> [Problem description] Your task is to print the material below exactly as presented.

----------------------------------------

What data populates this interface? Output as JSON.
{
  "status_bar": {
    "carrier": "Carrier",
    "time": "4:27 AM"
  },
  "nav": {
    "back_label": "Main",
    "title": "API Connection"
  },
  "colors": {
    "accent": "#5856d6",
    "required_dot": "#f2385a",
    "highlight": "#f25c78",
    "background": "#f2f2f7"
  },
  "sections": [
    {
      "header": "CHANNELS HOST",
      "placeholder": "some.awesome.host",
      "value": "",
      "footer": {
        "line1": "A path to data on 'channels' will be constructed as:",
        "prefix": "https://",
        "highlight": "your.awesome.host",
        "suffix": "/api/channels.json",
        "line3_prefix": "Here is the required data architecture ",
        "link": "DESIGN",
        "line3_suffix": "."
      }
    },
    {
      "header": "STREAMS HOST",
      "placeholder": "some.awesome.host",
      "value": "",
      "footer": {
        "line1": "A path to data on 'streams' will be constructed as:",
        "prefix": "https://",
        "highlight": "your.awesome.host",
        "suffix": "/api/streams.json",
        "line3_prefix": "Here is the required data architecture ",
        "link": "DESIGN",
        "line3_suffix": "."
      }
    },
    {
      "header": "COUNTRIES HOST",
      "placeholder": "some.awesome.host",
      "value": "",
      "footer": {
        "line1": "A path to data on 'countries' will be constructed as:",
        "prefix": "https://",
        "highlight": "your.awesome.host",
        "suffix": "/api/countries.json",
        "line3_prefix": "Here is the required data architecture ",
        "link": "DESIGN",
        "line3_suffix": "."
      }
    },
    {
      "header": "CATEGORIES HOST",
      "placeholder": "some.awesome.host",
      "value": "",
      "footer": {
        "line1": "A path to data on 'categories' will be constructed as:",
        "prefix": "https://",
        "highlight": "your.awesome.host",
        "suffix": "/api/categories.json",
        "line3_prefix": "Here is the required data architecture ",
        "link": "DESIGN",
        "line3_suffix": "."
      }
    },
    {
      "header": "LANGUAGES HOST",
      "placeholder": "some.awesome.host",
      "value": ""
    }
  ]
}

----------------------------------------

> [Answer to this task]
What data populates this interface? Output as JSON.
{
  "status_bar": {
    "carrier": "Carrier",
    "time": "4:27 AM"
  },
  "nav": {
    "back_label": "Main",
    "title": "API Connection"
  },
  "colors": {
    "accent": "#5856d6",
    "required_dot": "#f2385a",
    "highlight": "#f25c78",
    "background": "#f2f2f7"
  },
  "sections": [
    {
      "header": "CHANNELS HOST",
      "placeholder": "some.awesome.host",
      "value": "",
      "footer": {
        "line1": "A path to data on 'channels' will be constructed as:",
        "prefix": "https://",
        "highlight": "your.awesome.host",
        "suffix": "/api/channels.json",
        "line3_prefix": "Here is the required data architecture ",
        "link": "DESIGN",
        "line3_suffix": "."
      }
    },
    {
      "header": "STREAMS HOST",
      "placeholder": "some.awesome.host",
      "value": "",
      "footer": {
        "line1": "A path to data on 'streams' will be constructed as:",
        "prefix": "https://",
        "highlight": "your.awesome.host",
        "suffix": "/api/streams.json",
        "line3_prefix": "Here is the required data architecture ",
        "link": "DESIGN",
        "line3_suffix": "."
      }
    },
    {
      "header": "COUNTRIES HOST",
      "placeholder": "some.awesome.host",
      "value": "",
      "footer": {
        "line1": "A path to data on 'countries' will be constructed as:",
        "prefix": "https://",
        "highlight": "your.awesome.host",
        "suffix": "/api/countries.json",
        "line3_prefix": "Here is the required data architecture ",
        "link": "DESIGN",
        "line3_suffix": "."
      }
    },
    {
      "header": "CATEGORIES HOST",
      "placeholder": "some.awesome.host",
      "value": "",
      "footer": {
        "line1": "A path to data on 'categories' will be constructed as:",
        "prefix": "https://",
        "highlight": "your.awesome.host",
        "suffix": "/api/categories.json",
        "line3_prefix": "Here is the required data architecture ",
        "link": "DESIGN",
        "line3_suffix": "."
      }
    },
    {
      "header": "LANGUAGES HOST",
      "placeholder": "some.awesome.host",
      "value": ""
    }
  ]
}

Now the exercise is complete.